(Exercise inputs):
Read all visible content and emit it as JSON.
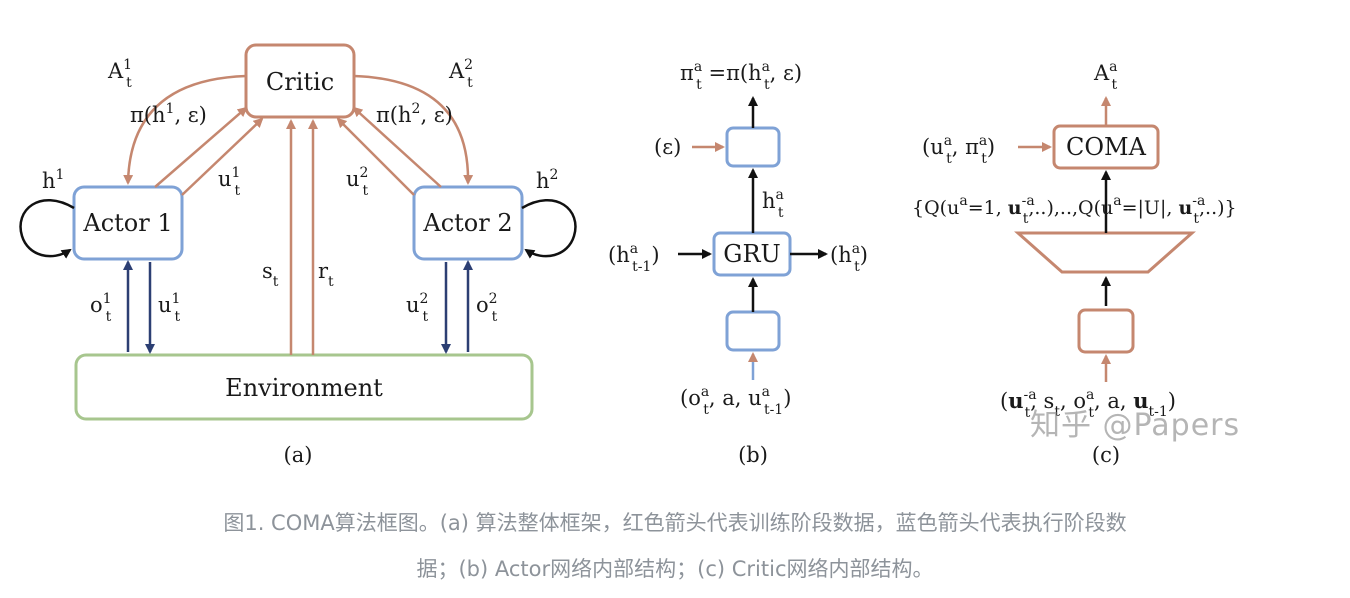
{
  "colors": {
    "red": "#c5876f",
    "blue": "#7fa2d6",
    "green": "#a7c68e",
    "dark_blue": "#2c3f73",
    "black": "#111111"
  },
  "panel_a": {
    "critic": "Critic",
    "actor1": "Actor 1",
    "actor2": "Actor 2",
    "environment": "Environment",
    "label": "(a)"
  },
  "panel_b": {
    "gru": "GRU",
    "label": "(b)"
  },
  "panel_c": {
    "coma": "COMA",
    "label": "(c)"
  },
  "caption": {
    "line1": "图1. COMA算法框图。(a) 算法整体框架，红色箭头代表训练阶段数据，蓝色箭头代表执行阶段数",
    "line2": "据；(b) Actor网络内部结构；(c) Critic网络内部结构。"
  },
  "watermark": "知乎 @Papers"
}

--

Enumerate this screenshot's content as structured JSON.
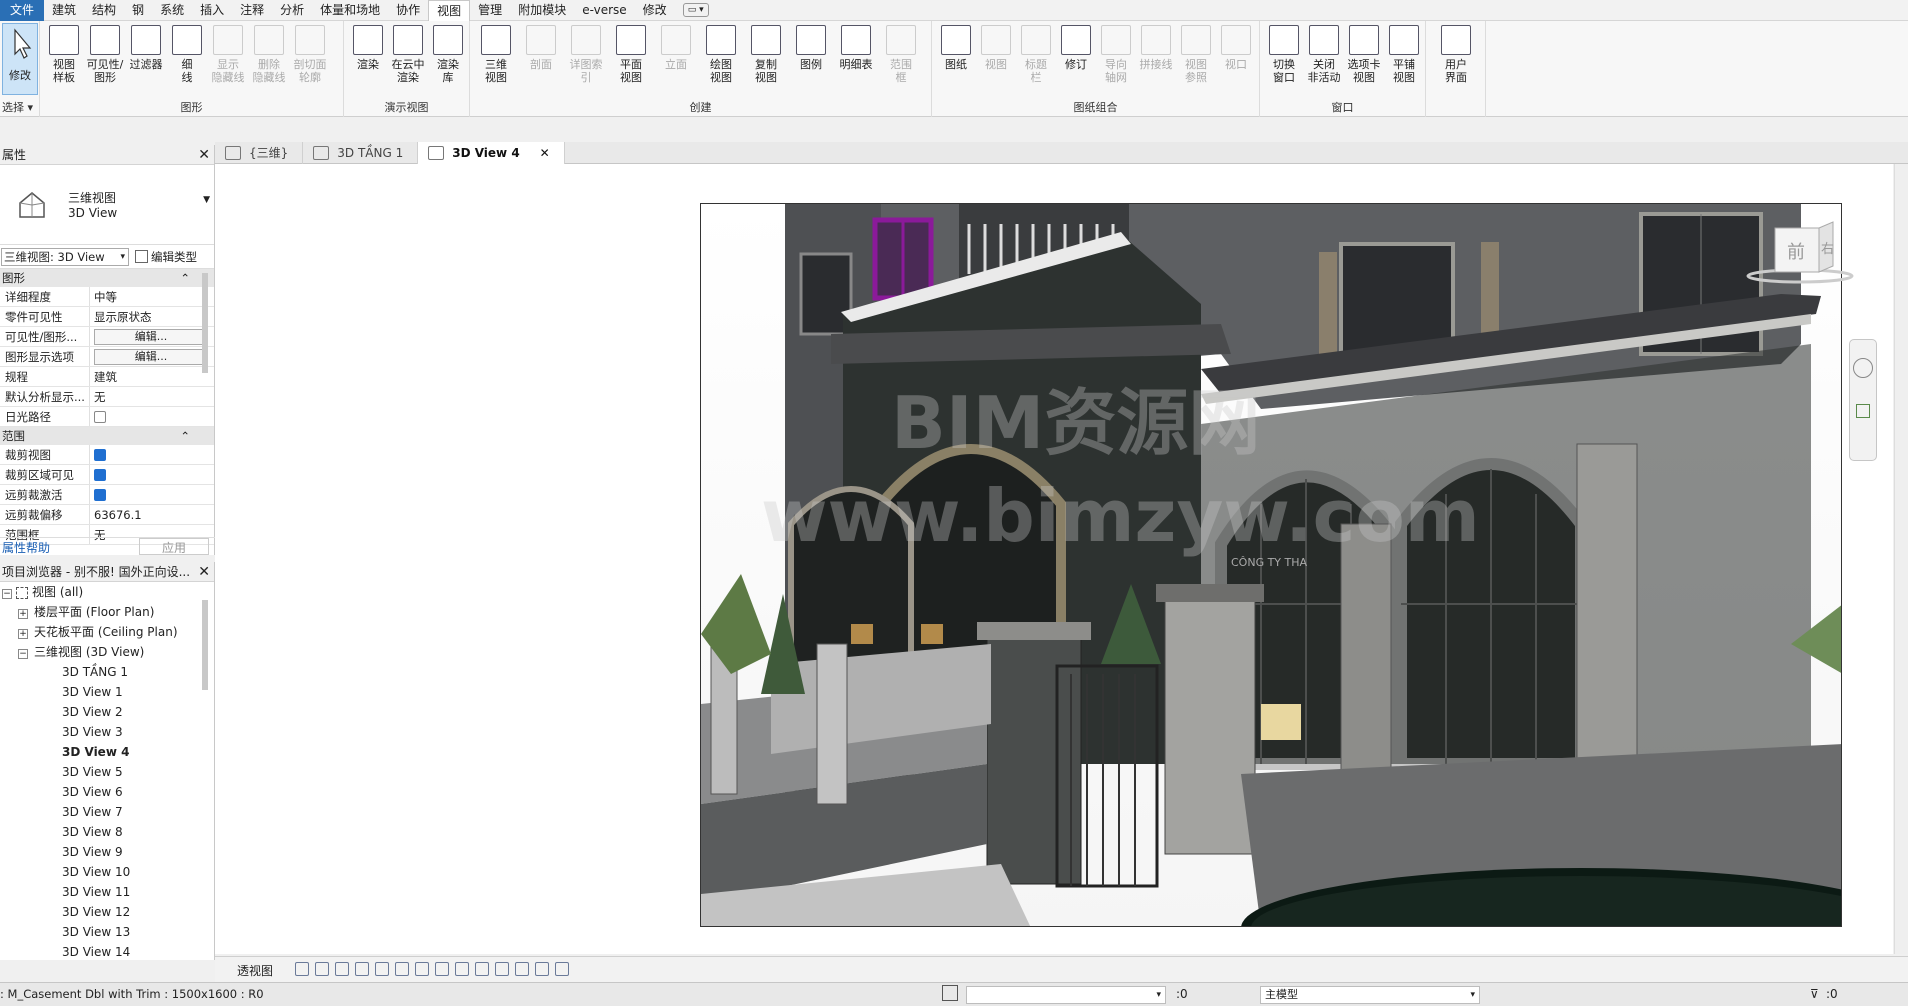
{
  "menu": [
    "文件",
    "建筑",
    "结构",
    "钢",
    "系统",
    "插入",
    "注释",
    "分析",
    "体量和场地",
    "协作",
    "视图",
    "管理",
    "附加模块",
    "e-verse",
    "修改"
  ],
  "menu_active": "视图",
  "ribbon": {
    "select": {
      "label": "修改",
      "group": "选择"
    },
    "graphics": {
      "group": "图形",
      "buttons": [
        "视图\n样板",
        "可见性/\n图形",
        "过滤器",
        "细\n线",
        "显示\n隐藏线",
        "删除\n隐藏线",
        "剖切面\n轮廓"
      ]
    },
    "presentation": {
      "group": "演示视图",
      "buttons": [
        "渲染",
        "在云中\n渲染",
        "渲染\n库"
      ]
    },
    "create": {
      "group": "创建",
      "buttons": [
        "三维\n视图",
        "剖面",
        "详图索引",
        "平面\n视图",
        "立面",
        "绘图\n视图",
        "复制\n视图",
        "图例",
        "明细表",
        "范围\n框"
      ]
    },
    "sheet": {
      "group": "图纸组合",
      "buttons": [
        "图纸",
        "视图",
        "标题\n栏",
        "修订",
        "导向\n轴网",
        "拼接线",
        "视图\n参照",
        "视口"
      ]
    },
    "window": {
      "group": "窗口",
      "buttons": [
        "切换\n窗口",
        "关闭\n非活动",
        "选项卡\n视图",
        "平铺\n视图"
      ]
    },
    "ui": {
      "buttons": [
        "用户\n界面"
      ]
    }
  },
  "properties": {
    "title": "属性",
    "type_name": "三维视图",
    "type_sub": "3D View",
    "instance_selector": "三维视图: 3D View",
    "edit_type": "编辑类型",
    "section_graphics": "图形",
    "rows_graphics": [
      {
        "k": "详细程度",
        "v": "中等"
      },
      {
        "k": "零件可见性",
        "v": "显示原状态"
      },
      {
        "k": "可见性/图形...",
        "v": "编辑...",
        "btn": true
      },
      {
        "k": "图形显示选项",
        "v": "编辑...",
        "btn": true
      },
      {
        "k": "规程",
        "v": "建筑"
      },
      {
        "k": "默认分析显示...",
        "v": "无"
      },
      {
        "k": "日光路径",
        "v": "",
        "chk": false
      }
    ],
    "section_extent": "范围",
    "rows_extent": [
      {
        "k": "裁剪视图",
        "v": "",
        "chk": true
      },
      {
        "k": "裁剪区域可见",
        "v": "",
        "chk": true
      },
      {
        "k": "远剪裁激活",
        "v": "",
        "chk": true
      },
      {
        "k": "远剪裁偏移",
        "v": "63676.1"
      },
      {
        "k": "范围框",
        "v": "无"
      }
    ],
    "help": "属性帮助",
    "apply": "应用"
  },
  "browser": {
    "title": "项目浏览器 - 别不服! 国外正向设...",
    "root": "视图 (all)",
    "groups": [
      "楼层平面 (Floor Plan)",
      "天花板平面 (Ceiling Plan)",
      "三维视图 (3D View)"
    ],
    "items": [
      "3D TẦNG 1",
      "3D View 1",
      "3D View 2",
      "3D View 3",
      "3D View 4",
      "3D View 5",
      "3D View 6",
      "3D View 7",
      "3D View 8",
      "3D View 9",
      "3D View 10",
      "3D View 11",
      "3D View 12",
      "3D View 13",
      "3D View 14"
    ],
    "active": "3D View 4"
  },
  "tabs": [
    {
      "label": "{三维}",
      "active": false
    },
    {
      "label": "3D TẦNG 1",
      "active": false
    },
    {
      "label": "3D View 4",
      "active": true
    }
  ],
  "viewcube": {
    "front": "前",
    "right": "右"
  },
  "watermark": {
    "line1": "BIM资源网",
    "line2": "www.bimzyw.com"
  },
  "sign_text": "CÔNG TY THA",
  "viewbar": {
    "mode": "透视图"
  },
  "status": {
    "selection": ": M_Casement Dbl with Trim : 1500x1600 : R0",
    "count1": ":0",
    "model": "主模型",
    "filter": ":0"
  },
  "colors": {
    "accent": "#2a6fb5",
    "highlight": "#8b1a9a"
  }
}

(Short exercise): Which lines contain the word "content"? Copy each of them.

(Solved problem):
Read all visible content and emit it as JSON.
Enumerate this screenshot's content as structured JSON.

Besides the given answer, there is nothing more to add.